■ Given task ■
Your task is to output the entries below word for word.

■ Record excerpts ■
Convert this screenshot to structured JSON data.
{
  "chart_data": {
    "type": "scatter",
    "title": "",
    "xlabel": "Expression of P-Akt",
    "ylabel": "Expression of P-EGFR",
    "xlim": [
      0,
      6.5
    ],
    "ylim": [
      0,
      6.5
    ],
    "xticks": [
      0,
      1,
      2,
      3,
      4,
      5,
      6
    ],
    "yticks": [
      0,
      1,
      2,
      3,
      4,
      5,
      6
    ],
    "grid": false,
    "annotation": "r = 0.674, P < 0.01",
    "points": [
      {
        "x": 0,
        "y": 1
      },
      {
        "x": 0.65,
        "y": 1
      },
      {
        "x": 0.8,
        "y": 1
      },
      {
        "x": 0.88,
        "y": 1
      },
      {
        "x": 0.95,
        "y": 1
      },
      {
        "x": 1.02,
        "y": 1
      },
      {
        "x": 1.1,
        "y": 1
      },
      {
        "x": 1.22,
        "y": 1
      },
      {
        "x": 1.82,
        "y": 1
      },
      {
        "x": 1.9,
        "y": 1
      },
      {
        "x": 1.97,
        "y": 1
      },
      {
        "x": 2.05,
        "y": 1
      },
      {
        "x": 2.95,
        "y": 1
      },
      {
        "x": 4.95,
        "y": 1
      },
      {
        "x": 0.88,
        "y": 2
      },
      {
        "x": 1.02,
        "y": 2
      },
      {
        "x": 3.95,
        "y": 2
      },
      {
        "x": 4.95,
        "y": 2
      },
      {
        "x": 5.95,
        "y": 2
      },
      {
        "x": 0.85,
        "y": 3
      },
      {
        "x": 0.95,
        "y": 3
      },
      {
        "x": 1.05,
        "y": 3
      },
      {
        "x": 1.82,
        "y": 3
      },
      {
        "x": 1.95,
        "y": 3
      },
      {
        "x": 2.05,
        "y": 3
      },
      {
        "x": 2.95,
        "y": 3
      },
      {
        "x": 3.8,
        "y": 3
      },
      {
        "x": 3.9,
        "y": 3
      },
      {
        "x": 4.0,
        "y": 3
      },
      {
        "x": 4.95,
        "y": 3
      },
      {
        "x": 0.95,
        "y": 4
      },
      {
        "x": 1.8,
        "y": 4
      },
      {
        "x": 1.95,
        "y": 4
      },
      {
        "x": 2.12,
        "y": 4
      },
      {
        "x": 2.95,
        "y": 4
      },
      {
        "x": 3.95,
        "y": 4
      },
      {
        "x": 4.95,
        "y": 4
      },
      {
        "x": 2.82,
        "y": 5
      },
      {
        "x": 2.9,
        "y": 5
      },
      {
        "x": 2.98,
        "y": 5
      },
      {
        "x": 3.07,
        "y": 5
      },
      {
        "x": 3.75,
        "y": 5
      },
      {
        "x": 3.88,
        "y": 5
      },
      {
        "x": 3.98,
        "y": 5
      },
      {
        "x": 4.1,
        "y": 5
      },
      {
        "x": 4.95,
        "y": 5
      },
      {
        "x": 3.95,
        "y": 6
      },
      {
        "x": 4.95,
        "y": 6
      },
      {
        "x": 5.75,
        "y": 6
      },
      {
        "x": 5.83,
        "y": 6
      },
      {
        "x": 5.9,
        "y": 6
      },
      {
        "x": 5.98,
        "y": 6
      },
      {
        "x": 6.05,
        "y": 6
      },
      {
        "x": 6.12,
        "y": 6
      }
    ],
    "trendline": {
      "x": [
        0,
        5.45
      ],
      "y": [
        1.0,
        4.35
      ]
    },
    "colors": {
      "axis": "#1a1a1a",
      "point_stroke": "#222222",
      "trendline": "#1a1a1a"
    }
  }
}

■ Response to the exercise ■
Convert this screenshot to structured JSON data.
{
  "chart_data": {
    "type": "scatter",
    "title": "",
    "xlabel": "Expression of P-Akt",
    "ylabel": "Expression of P-EGFR",
    "xlim": [
      0,
      6.5
    ],
    "ylim": [
      0,
      6.5
    ],
    "xticks": [
      0,
      1,
      2,
      3,
      4,
      5,
      6
    ],
    "yticks": [
      0,
      1,
      2,
      3,
      4,
      5,
      6
    ],
    "grid": false,
    "annotation": "r = 0.674, P < 0.01",
    "points": [
      {
        "x": 0,
        "y": 1
      },
      {
        "x": 0.65,
        "y": 1
      },
      {
        "x": 0.8,
        "y": 1
      },
      {
        "x": 0.88,
        "y": 1
      },
      {
        "x": 0.95,
        "y": 1
      },
      {
        "x": 1.02,
        "y": 1
      },
      {
        "x": 1.1,
        "y": 1
      },
      {
        "x": 1.22,
        "y": 1
      },
      {
        "x": 1.82,
        "y": 1
      },
      {
        "x": 1.9,
        "y": 1
      },
      {
        "x": 1.97,
        "y": 1
      },
      {
        "x": 2.05,
        "y": 1
      },
      {
        "x": 2.95,
        "y": 1
      },
      {
        "x": 4.95,
        "y": 1
      },
      {
        "x": 0.88,
        "y": 2
      },
      {
        "x": 1.02,
        "y": 2
      },
      {
        "x": 3.95,
        "y": 2
      },
      {
        "x": 4.95,
        "y": 2
      },
      {
        "x": 5.95,
        "y": 2
      },
      {
        "x": 0.85,
        "y": 3
      },
      {
        "x": 0.95,
        "y": 3
      },
      {
        "x": 1.05,
        "y": 3
      },
      {
        "x": 1.82,
        "y": 3
      },
      {
        "x": 1.95,
        "y": 3
      },
      {
        "x": 2.05,
        "y": 3
      },
      {
        "x": 2.95,
        "y": 3
      },
      {
        "x": 3.8,
        "y": 3
      },
      {
        "x": 3.9,
        "y": 3
      },
      {
        "x": 4.0,
        "y": 3
      },
      {
        "x": 4.95,
        "y": 3
      },
      {
        "x": 0.95,
        "y": 4
      },
      {
        "x": 1.8,
        "y": 4
      },
      {
        "x": 1.95,
        "y": 4
      },
      {
        "x": 2.12,
        "y": 4
      },
      {
        "x": 2.95,
        "y": 4
      },
      {
        "x": 3.95,
        "y": 4
      },
      {
        "x": 4.95,
        "y": 4
      },
      {
        "x": 2.82,
        "y": 5
      },
      {
        "x": 2.9,
        "y": 5
      },
      {
        "x": 2.98,
        "y": 5
      },
      {
        "x": 3.07,
        "y": 5
      },
      {
        "x": 3.75,
        "y": 5
      },
      {
        "x": 3.88,
        "y": 5
      },
      {
        "x": 3.98,
        "y": 5
      },
      {
        "x": 4.1,
        "y": 5
      },
      {
        "x": 4.95,
        "y": 5
      },
      {
        "x": 3.95,
        "y": 6
      },
      {
        "x": 4.95,
        "y": 6
      },
      {
        "x": 5.75,
        "y": 6
      },
      {
        "x": 5.83,
        "y": 6
      },
      {
        "x": 5.9,
        "y": 6
      },
      {
        "x": 5.98,
        "y": 6
      },
      {
        "x": 6.05,
        "y": 6
      },
      {
        "x": 6.12,
        "y": 6
      }
    ],
    "trendline": {
      "x": [
        0,
        5.45
      ],
      "y": [
        1.0,
        4.35
      ]
    },
    "colors": {
      "axis": "#1a1a1a",
      "point_stroke": "#222222",
      "trendline": "#1a1a1a"
    }
  }
}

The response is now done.